(Raw records)
--------------------------------

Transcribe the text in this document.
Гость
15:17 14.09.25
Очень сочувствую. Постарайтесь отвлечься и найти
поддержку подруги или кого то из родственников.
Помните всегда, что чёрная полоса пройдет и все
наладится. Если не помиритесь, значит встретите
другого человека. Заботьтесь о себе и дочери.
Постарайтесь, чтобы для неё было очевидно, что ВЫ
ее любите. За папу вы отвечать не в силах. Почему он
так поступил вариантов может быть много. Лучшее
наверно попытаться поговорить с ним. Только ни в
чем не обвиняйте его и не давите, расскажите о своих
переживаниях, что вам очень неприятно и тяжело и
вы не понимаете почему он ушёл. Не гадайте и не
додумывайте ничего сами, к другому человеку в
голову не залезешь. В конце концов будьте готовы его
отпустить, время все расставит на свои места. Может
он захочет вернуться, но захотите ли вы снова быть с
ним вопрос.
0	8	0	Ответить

--------------------------------

To do
Copy every record above exactly as it appears.

Written solution
Transcribe the text in this document.
Гость
15:17 14.09.25
Очень сочувствую. Постарайтесь отвлечься и найти
поддержку подруги или кого то из родственников.
Помните всегда, что чёрная полоса пройдет и все
наладится. Если не помиритесь, значит встретите
другого человека. Заботьтесь о себе и дочери.
Постарайтесь, чтобы для неё было очевидно, что ВЫ
ее любите. За папу вы отвечать не в силах. Почему он
так поступил вариантов может быть много. Лучшее
наверно попытаться поговорить с ним. Только ни в
чем не обвиняйте его и не давите, расскажите о своих
переживаниях, что вам очень неприятно и тяжело и
вы не понимаете почему он ушёл. Не гадайте и не
додумывайте ничего сами, к другому человеку в
голову не залезешь. В конце концов будьте готовы его
отпустить, время все расставит на свои места. Может
он захочет вернуться, но захотите ли вы снова быть с
ним вопрос.
0	8	0	Ответить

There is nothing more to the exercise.